# EXERCISE DIRECTIONS
Look through the data below. Show each line where the string "this" occurs.

# GIVEN RECORDS
----
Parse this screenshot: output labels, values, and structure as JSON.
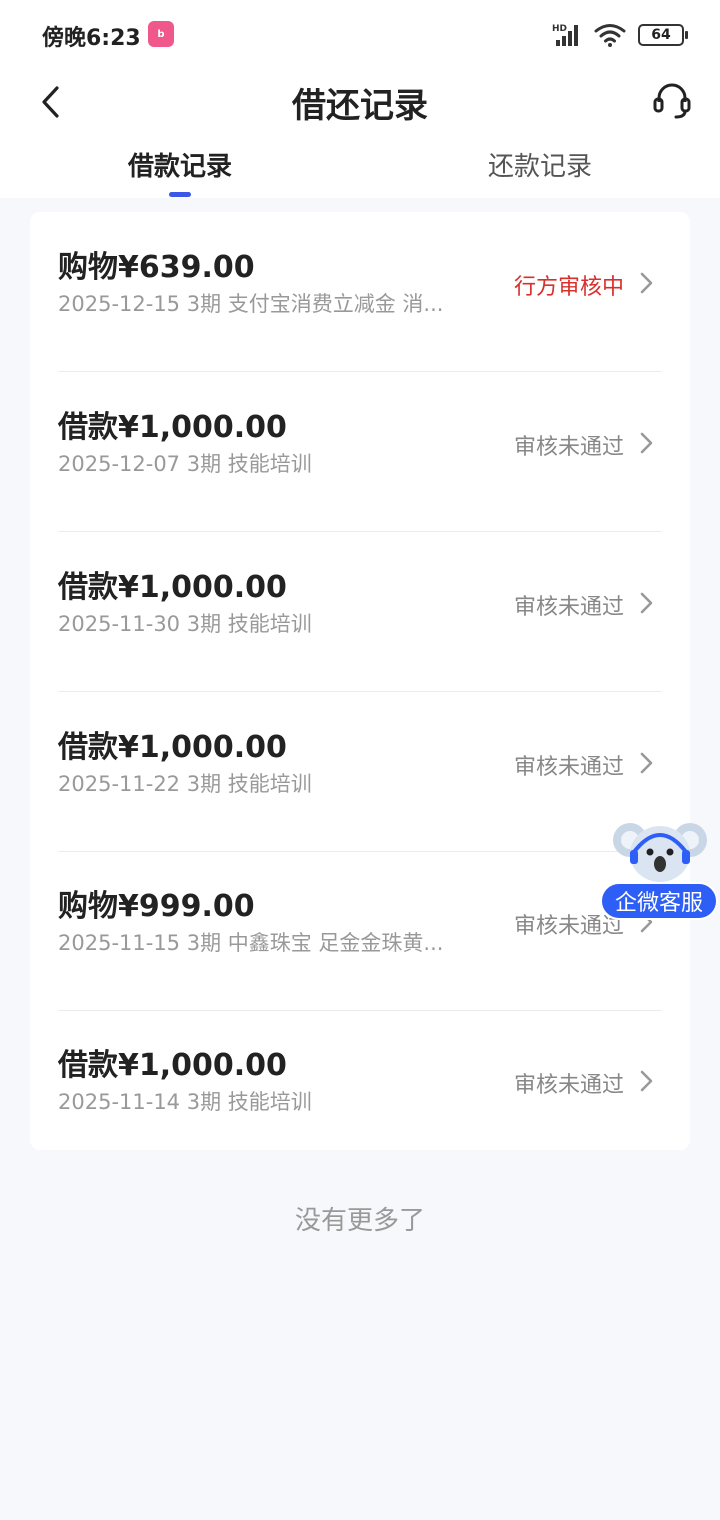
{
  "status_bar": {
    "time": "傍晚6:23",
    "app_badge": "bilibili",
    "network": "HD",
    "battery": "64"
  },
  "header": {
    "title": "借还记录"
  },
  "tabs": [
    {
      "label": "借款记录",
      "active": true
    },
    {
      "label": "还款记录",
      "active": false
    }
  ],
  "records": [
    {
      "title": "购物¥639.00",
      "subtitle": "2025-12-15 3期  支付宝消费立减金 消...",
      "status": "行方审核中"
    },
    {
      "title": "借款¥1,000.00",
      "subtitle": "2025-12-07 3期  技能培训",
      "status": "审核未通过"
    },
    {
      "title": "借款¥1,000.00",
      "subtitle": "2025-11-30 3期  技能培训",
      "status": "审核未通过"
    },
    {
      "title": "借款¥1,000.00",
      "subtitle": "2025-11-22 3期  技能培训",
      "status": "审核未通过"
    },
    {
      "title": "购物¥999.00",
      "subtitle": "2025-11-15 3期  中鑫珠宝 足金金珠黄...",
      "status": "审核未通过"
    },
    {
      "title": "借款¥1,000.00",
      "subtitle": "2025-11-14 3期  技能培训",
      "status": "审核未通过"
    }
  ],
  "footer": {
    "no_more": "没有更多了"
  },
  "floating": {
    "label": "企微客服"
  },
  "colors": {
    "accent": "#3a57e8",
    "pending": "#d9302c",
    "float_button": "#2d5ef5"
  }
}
----
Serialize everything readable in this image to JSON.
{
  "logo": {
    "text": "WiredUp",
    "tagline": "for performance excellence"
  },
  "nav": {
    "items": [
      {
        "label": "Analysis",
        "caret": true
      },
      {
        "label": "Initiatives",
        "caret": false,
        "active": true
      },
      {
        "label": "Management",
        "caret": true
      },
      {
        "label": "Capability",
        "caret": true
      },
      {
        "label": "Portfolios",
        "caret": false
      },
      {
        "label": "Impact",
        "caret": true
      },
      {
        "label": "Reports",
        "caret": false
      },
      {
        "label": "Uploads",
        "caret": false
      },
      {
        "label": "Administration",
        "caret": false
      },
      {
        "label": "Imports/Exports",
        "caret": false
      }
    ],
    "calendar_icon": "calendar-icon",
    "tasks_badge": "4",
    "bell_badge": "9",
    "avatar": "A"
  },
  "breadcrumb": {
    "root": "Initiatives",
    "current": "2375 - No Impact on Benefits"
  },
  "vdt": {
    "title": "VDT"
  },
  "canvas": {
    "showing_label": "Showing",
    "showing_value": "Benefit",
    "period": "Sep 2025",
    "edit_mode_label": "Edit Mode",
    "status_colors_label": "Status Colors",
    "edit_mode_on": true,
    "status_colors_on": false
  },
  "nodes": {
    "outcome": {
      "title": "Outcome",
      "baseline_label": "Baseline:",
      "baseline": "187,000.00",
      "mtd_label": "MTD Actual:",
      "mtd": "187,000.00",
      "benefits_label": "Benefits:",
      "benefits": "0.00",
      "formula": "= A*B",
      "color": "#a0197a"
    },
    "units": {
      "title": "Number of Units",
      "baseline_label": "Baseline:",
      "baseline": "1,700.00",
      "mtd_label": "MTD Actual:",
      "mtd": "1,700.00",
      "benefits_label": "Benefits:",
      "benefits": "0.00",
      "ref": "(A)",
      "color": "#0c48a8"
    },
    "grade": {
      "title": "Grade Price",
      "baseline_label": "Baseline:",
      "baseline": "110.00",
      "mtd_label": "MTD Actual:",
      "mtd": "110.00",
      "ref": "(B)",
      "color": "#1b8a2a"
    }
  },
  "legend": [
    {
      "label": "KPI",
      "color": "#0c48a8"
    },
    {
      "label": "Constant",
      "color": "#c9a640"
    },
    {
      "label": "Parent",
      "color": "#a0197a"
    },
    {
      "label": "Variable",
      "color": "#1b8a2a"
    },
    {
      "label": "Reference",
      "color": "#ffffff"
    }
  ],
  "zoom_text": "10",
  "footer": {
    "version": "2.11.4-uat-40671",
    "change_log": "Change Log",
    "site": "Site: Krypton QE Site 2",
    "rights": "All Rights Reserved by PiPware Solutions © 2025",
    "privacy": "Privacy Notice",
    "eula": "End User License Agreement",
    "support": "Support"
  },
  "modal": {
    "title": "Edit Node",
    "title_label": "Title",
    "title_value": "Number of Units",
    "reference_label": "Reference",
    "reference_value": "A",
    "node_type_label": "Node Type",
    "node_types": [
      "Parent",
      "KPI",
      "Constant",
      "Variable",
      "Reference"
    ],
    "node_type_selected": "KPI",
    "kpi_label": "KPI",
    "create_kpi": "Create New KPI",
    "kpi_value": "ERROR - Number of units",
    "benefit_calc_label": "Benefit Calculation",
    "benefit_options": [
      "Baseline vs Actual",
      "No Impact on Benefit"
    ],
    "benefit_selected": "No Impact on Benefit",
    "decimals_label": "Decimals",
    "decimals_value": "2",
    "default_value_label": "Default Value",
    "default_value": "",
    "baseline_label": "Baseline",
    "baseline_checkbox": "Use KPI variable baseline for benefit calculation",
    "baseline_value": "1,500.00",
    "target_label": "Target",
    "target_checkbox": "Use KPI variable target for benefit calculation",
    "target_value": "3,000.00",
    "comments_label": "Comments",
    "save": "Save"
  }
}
----
# EXERCISE RESULT
Parse this screenshot: output labels, values, and structure as JSON.
Serialize everything readable in this image to JSON.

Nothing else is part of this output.